+++ RECORDS TO PROCESS
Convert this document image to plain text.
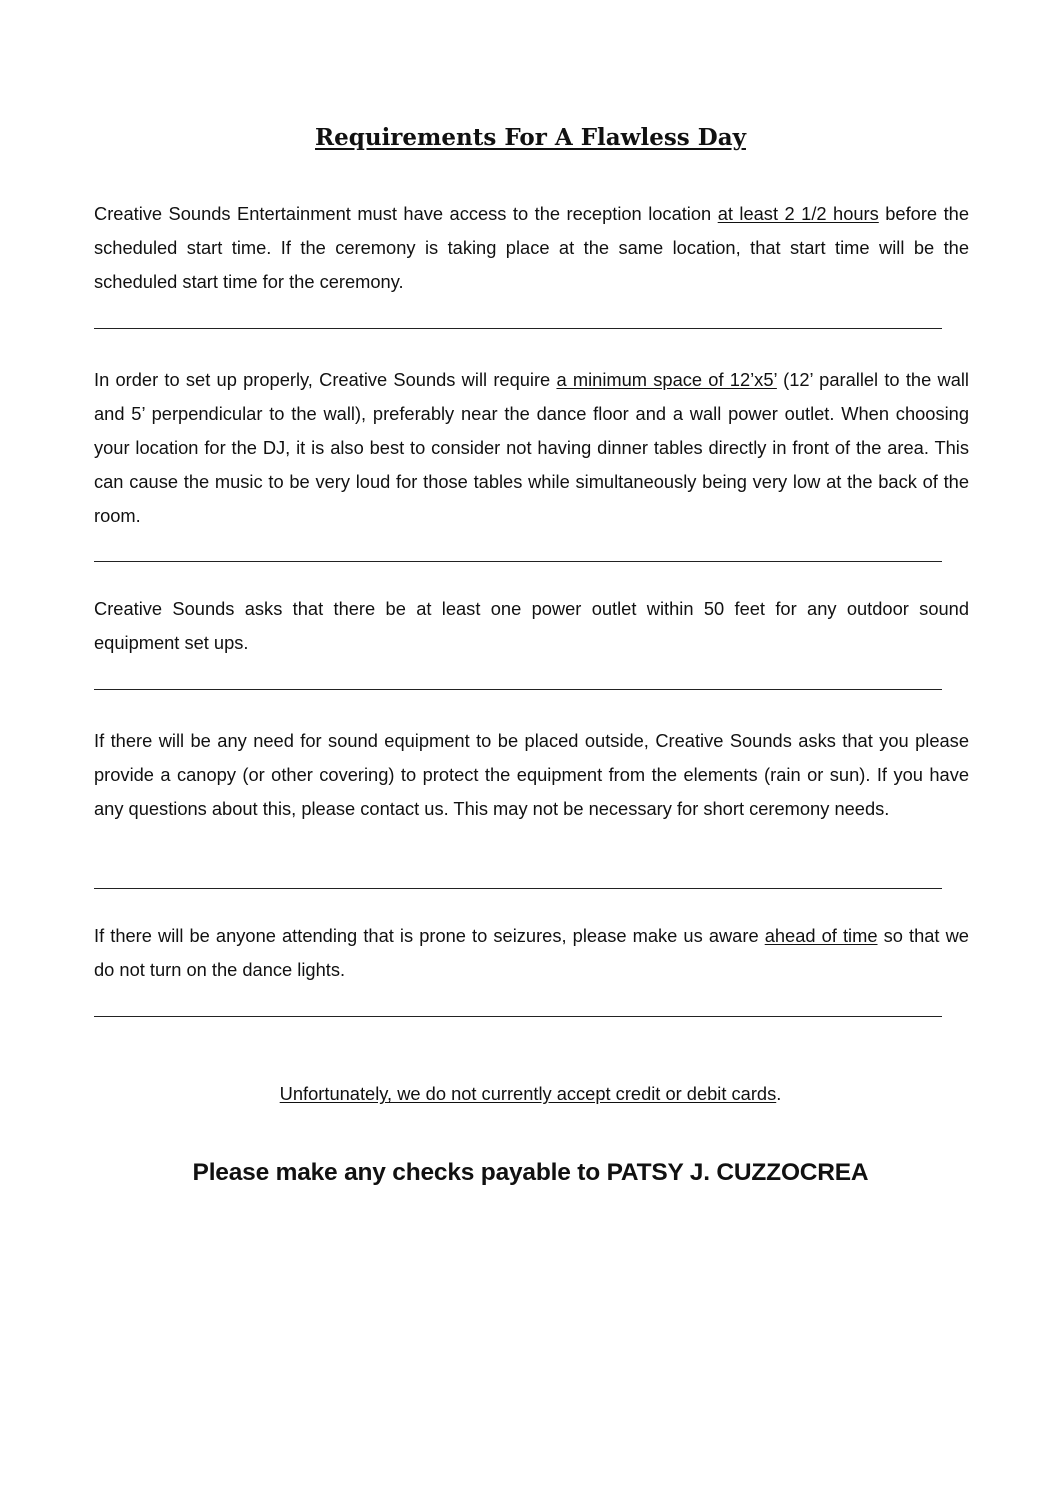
Requirements For A Flawless Day

Creative Sounds Entertainment must have access to the reception location at least 2 1/2 hours before the scheduled start time. If the ceremony is taking place at the same location, that start time will be the scheduled start time for the ceremony.

In order to set up properly, Creative Sounds will require a minimum space of 12’x5’ (12’ parallel to the wall and 5’ perpendicular to the wall), preferably near the dance floor and a wall power outlet. When choosing your location for the DJ, it is also best to consider not having dinner tables directly in front of the area. This can cause the music to be very loud for those tables while simultaneously being very low at the back of the room.

Creative Sounds asks that there be at least one power outlet within 50 feet for any outdoor sound equipment set ups.

If there will be any need for sound equipment to be placed outside, Creative Sounds asks that you please provide a canopy (or other covering) to protect the equipment from the elements (rain or sun). If you have any questions about this, please contact us. This may not be necessary for short ceremony needs.

If there will be anyone attending that is prone to seizures, please make us aware ahead of time so that we do not turn on the dance lights.

Unfortunately, we do not currently accept credit or debit cards.

Please make any checks payable to PATSY J. CUZZOCREA
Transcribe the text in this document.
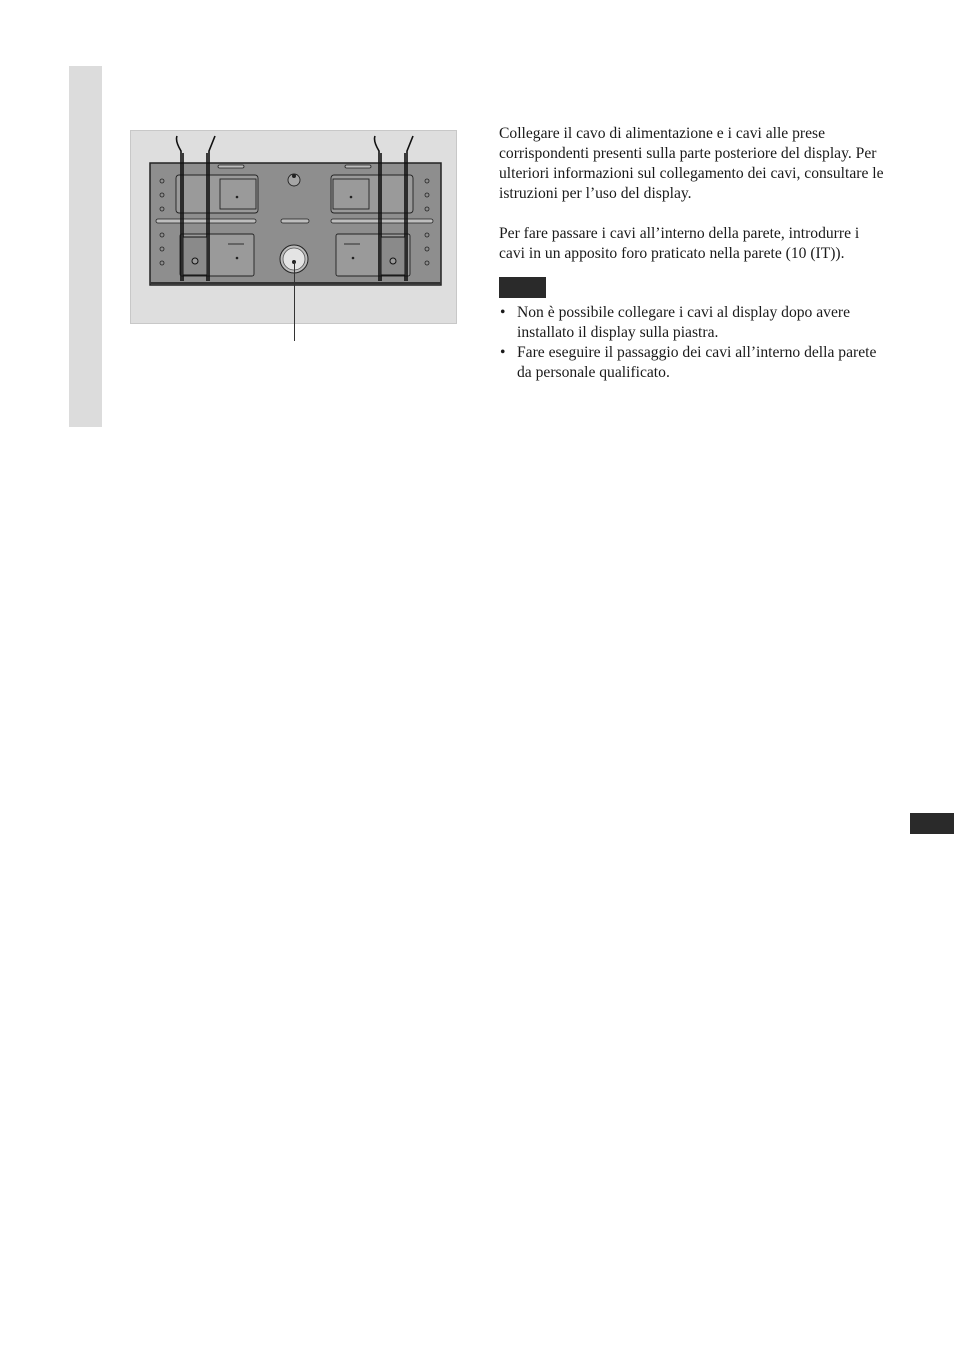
Collegare il cavo di alimentazione e i cavi alle prese corrispondenti presenti sulla parte posteriore del display. Per ulteriori informazioni sul collegamento dei cavi, consultare le istruzioni per l’uso del display.

Per fare passare i cavi all’interno della parete, introdurre i cavi in un apposito foro praticato nella parete (10 (IT)).

• Non è possibile collegare i cavi al display dopo avere installato il display sulla piastra.
• Fare eseguire il passaggio dei cavi all’interno della parete da personale qualificato.
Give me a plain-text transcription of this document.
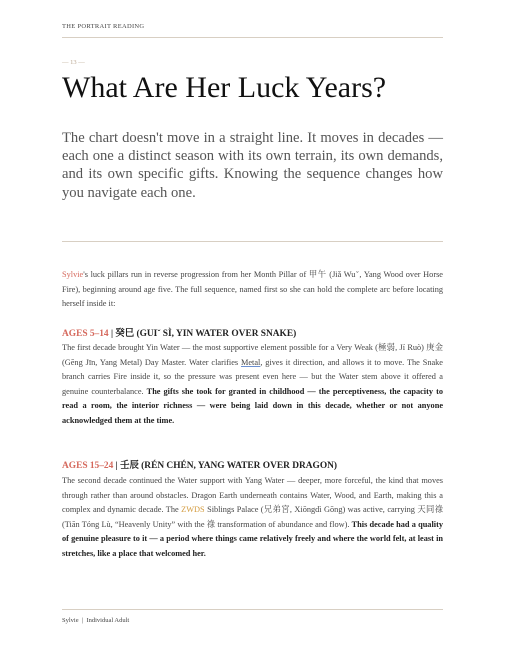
THE PORTRAIT READING
— 13 —
What Are Her Luck Years?

The chart doesn't move in a straight line. It moves in decades — each one a distinct season with its own terrain, its own demands, and its own specific gifts. Knowing the sequence changes how you navigate each one.

Sylvie's luck pillars run in reverse progression from her Month Pillar of 甲午 (Jiǎ Wuˇ, Yang Wood over Horse Fire), beginning around age five. The full sequence, named first so she can hold the complete arc before locating herself inside it:

AGES 5–14 | 癸巳 (GUIˇ SÌ, YIN WATER OVER SNAKE)

The first decade brought Yin Water — the most supportive element possible for a Very Weak (極弱, Jí Ruò) 庚金 (Gēng Jīn, Yang Metal) Day Master. Water clarifies Metal, gives it direction, and allows it to move. The Snake branch carries Fire inside it, so the pressure was present even here — but the Water stem above it offered a genuine counterbalance. The gifts she took for granted in childhood — the perceptiveness, the capacity to read a room, the interior richness — were being laid down in this decade, whether or not anyone acknowledged them at the time.

AGES 15–24 | 壬辰 (RÉN CHÉN, YANG WATER OVER DRAGON)

The second decade continued the Water support with Yang Water — deeper, more forceful, the kind that moves through rather than around obstacles. Dragon Earth underneath contains Water, Wood, and Earth, making this a complex and dynamic decade. The ZWDS Siblings Palace (兄弟宮, Xiōngdì Gōng) was active, carrying 天同祿 (Tiān Tóng Lù, “Heavenly Unity” with the 祿 transformation of abundance and flow). This decade had a quality of genuine pleasure to it — a period where things came relatively freely and where the world felt, at least in stretches, like a place that welcomed her.

Sylvie | Individual Adult
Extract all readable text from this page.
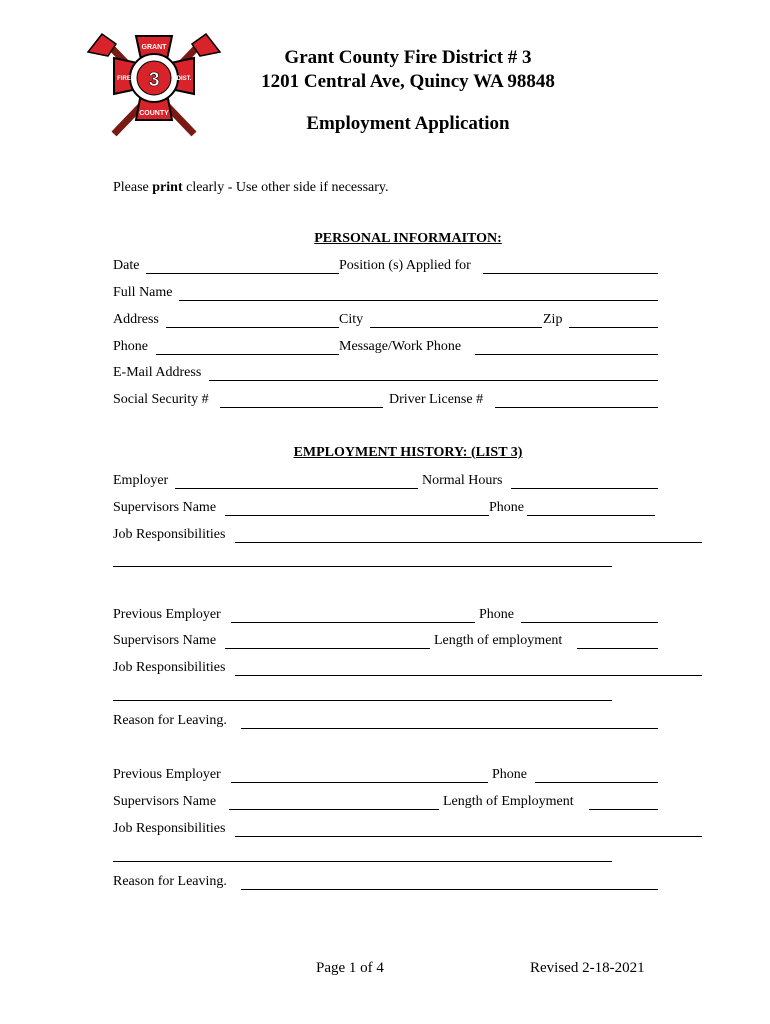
GRANT
COUNTY
FIRE	DIST.
3
Grant County Fire District # 3
1201 Central Ave, Quincy WA 98848
Employment Application
Please print clearly - Use other side if necessary.
PERSONAL INFORMAITON:
Date	Position (s) Applied for
Full Name
Address	City	Zip
Phone	Message/Work Phone
E-Mail Address
Social Security #	Driver License #
EMPLOYMENT HISTORY: (LIST 3)
Employer	Normal Hours
Supervisors Name	Phone
Job Responsibilities
Previous Employer	Phone
Supervisors Name	Length of employment
Job Responsibilities
Reason for Leaving.
Previous Employer	Phone
Supervisors Name	Length of Employment
Job Responsibilities
Reason for Leaving.
Page 1 of 4	Revised 2-18-2021
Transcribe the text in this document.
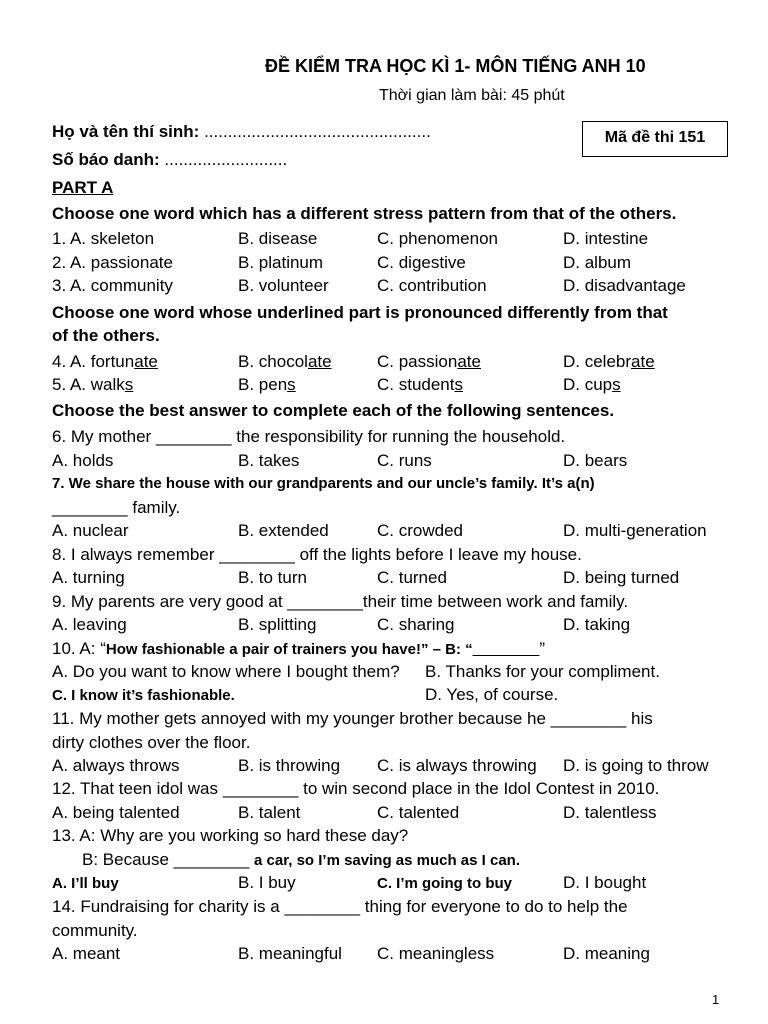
ĐỀ KIỂM TRA HỌC KÌ 1- MÔN TIẾNG ANH 10
Thời gian làm bài: 45 phút
Họ và tên thí sinh: ................................................	Mã đề thi 151
Số báo danh: ..........................
PART A
Choose one word which has a different stress pattern from that of the others.
1. A. skeleton	B. disease	C. phenomenon	D. intestine
2. A. passionate	B. platinum	C. digestive	D. album
3. A. community	B. volunteer	C. contribution	D. disadvantage
Choose one word whose underlined part is pronounced differently from that
of the others.
4. A. fortunate	B. chocolate	C. passionate	D. celebrate
5. A. walks	B. pens	C. students	D. cups
Choose the best answer to complete each of the following sentences.
6. My mother ________ the responsibility for running the household.
A. holds	B. takes	C. runs	D. bears
7. We share the house with our grandparents and our uncle’s family. It’s a(n)
________ family.
A. nuclear	B. extended	C. crowded	D. multi-generation
8. I always remember ________ off the lights before I leave my house.
A. turning	B. to turn	C. turned	D. being turned
9. My parents are very good at ________their time between work and family.
A. leaving	B. splitting	C. sharing	D. taking
10. A: “How fashionable a pair of trainers you have!” – B: “________”
A. Do you want to know where I bought them? B. Thanks for your compliment.
C. I know it’s fashionable.	D. Yes, of course.
11. My mother gets annoyed with my younger brother because he ________ his
dirty clothes over the floor.
A. always throws	B. is throwing C. is always throwing D. is going to throw
12. That teen idol was ________ to win second place in the Idol Contest in 2010.
A. being talented	B. talent	C. talented	D. talentless
13. A: Why are you working so hard these day?
B: Because ________ a car, so I’m saving as much as I can.
A. I’ll buy	B. I buy	C. I’m going to buy	D. I bought
14. Fundraising for charity is a ________ thing for everyone to do to help the
community.
A. meant	B. meaningful C. meaningless	D. meaning
1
++++++
■ WHAT TO DO ■
Exclude every picture and copy the remaining data exactly.

■ RESPONSE BELOW ■
Convert this document image to plain text.
Requirements For A Flawless Day

Creative Sounds Entertainment must have access to the reception location at least 2 1/2 hours before the scheduled start time. If the ceremony is taking place at the same location, that start time will be the scheduled start time for the ceremony.

In order to set up properly, Creative Sounds will require a minimum space of 12’x5’ (12’ parallel to the wall and 5’ perpendicular to the wall), preferably near the dance floor and a wall power outlet. When choosing your location for the DJ, it is also best to consider not having dinner tables directly in front of the area. This can cause the music to be very loud for those tables while simultaneously being very low at the back of the room.

Creative Sounds asks that there be at least one power outlet within 50 feet for any outdoor sound equipment set ups.

If there will be any need for sound equipment to be placed outside, Creative Sounds asks that you please provide a canopy (or other covering) to protect the equipment from the elements (rain or sun). If you have any questions about this, please contact us. This may not be necessary for short ceremony needs.

If there will be anyone attending that is prone to seizures, please make us aware ahead of time so that we do not turn on the dance lights.

Unfortunately, we do not currently accept credit or debit cards.

Please make any checks payable to PATSY J. CUZZOCREA
Transcribe the text in this document.
Collegare il cavo di alimentazione e i cavi alle prese corrispondenti presenti sulla parte posteriore del display. Per ulteriori informazioni sul collegamento dei cavi, consultare le istruzioni per l’uso del display.

Per fare passare i cavi all’interno della parete, introdurre i cavi in un apposito foro praticato nella parete (10 (IT)).

• Non è possibile collegare i cavi al display dopo avere installato il display sulla piastra.
• Fare eseguire il passaggio dei cavi all’interno della parete da personale qualificato.
Give me a plain-text transcription of this document.
THE PORTRAIT READING
— 13 —
What Are Her Luck Years?

The chart doesn't move in a straight line. It moves in decades — each one a distinct season with its own terrain, its own demands, and its own specific gifts. Knowing the sequence changes how you navigate each one.

Sylvie's luck pillars run in reverse progression from her Month Pillar of 甲午 (Jiǎ Wuˇ, Yang Wood over Horse Fire), beginning around age five. The full sequence, named first so she can hold the complete arc before locating herself inside it:

AGES 5–14 | 癸巳 (GUIˇ SÌ, YIN WATER OVER SNAKE)

The first decade brought Yin Water — the most supportive element possible for a Very Weak (極弱, Jí Ruò) 庚金 (Gēng Jīn, Yang Metal) Day Master. Water clarifies Metal, gives it direction, and allows it to move. The Snake branch carries Fire inside it, so the pressure was present even here — but the Water stem above it offered a genuine counterbalance. The gifts she took for granted in childhood — the perceptiveness, the capacity to read a room, the interior richness — were being laid down in this decade, whether or not anyone acknowledged them at the time.

AGES 15–24 | 壬辰 (RÉN CHÉN, YANG WATER OVER DRAGON)

The second decade continued the Water support with Yang Water — deeper, more forceful, the kind that moves through rather than around obstacles. Dragon Earth underneath contains Water, Wood, and Earth, making this a complex and dynamic decade. The ZWDS Siblings Palace (兄弟宮, Xiōngdì Gōng) was active, carrying 天同祿 (Tiān Tóng Lù, “Heavenly Unity” with the 祿 transformation of abundance and flow). This decade had a quality of genuine pleasure to it — a period where things came relatively freely and where the world felt, at least in stretches, like a place that welcomed her.

Sylvie | Individual Adult
Extract all readable text from this page.
GRANT
COUNTY
FIRE	DIST.
3
Grant County Fire District # 3
1201 Central Ave, Quincy WA 98848
Employment Application
Please print clearly - Use other side if necessary.
PERSONAL INFORMAITON:
Date	Position (s) Applied for
Full Name
Address	City	Zip
Phone	Message/Work Phone
E-Mail Address
Social Security #	Driver License #
EMPLOYMENT HISTORY: (LIST 3)
Employer	Normal Hours
Supervisors Name	Phone
Job Responsibilities
Previous Employer	Phone
Supervisors Name	Length of employment
Job Responsibilities
Reason for Leaving.
Previous Employer	Phone
Supervisors Name	Length of Employment
Job Responsibilities
Reason for Leaving.
Page 1 of 4	Revised 2-18-2021
Transcribe the text in this document.
ĐỀ KIỂM TRA HỌC KÌ 1- MÔN TIẾNG ANH 10
Thời gian làm bài: 45 phút
Họ và tên thí sinh: ................................................	Mã đề thi 151
Số báo danh: ..........................
PART A
Choose one word which has a different stress pattern from that of the others.
1. A. skeleton	B. disease	C. phenomenon	D. intestine
2. A. passionate	B. platinum	C. digestive	D. album
3. A. community	B. volunteer	C. contribution	D. disadvantage
Choose one word whose underlined part is pronounced differently from that
of the others.
4. A. fortunate	B. chocolate	C. passionate	D. celebrate
5. A. walks	B. pens	C. students	D. cups
Choose the best answer to complete each of the following sentences.
6. My mother ________ the responsibility for running the household.
A. holds	B. takes	C. runs	D. bears
7. We share the house with our grandparents and our uncle’s family. It’s a(n)
________ family.
A. nuclear	B. extended	C. crowded	D. multi-generation
8. I always remember ________ off the lights before I leave my house.
A. turning	B. to turn	C. turned	D. being turned
9. My parents are very good at ________their time between work and family.
A. leaving	B. splitting	C. sharing	D. taking
10. A: “How fashionable a pair of trainers you have!” – B: “________”
A. Do you want to know where I bought them? B. Thanks for your compliment.
C. I know it’s fashionable.	D. Yes, of course.
11. My mother gets annoyed with my younger brother because he ________ his
dirty clothes over the floor.
A. always throws	B. is throwing C. is always throwing D. is going to throw
12. That teen idol was ________ to win second place in the Idol Contest in 2010.
A. being talented	B. talent	C. talented	D. talentless
13. A: Why are you working so hard these day?
B: Because ________ a car, so I’m saving as much as I can.
A. I’ll buy	B. I buy	C. I’m going to buy	D. I bought
14. Fundraising for charity is a ________ thing for everyone to do to help the
community.
A. meant	B. meaningful C. meaningless	D. meaning
1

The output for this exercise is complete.